* **Dataset listings of figures**:

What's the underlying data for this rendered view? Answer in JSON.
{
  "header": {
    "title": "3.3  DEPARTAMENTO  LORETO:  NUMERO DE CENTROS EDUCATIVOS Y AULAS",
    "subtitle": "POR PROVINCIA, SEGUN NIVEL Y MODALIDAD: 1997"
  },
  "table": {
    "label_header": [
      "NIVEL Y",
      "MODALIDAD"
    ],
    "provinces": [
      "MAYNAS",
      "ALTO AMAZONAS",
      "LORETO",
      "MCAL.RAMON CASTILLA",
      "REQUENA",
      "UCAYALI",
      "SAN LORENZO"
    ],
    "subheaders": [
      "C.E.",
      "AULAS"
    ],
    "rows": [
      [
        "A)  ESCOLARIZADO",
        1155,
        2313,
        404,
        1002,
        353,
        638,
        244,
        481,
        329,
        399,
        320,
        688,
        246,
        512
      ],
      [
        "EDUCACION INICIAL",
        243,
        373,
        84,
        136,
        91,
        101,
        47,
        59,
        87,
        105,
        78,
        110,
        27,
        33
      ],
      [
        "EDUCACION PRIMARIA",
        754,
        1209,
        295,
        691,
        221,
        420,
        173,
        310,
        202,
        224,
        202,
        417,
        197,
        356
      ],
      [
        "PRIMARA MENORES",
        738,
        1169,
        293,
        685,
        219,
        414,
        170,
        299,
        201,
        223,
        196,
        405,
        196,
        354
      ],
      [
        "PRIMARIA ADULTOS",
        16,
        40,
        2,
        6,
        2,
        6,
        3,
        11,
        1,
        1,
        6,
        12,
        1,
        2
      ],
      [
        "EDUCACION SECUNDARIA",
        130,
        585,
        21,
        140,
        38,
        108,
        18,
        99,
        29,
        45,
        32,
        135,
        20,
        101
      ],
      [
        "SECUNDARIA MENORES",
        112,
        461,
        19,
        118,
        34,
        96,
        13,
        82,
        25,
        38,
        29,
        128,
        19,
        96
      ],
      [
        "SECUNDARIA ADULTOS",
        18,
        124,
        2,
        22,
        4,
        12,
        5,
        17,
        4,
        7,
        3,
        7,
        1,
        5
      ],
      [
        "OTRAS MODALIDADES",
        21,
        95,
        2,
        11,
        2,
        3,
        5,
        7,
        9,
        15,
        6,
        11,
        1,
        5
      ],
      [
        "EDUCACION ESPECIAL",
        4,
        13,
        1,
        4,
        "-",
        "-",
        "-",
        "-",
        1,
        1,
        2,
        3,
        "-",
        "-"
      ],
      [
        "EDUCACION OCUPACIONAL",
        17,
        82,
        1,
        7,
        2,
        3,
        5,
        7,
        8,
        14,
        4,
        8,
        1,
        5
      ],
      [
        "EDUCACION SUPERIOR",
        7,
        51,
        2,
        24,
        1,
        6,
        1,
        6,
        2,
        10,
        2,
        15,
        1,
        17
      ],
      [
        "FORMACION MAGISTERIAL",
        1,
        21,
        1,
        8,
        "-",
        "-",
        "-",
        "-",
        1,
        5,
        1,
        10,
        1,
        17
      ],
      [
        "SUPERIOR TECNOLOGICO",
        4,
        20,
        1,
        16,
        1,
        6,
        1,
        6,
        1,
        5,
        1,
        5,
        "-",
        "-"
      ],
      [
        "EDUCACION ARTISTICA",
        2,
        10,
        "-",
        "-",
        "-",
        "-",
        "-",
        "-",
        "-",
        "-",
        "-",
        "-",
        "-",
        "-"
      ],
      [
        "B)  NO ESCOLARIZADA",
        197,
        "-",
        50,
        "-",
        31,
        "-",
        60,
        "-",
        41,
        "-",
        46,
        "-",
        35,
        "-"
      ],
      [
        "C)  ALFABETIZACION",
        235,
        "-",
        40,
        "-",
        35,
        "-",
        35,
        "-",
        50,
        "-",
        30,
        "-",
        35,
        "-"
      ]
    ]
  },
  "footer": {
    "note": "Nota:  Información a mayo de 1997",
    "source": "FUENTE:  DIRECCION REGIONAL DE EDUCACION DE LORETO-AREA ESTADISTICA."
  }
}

* **Given problem**:
Return all lines of the material above in which the word "ADULTOS" occurs.

* **Correct response**:
        "PRIMARIA ADULTOS",
        "SECUNDARIA ADULTOS",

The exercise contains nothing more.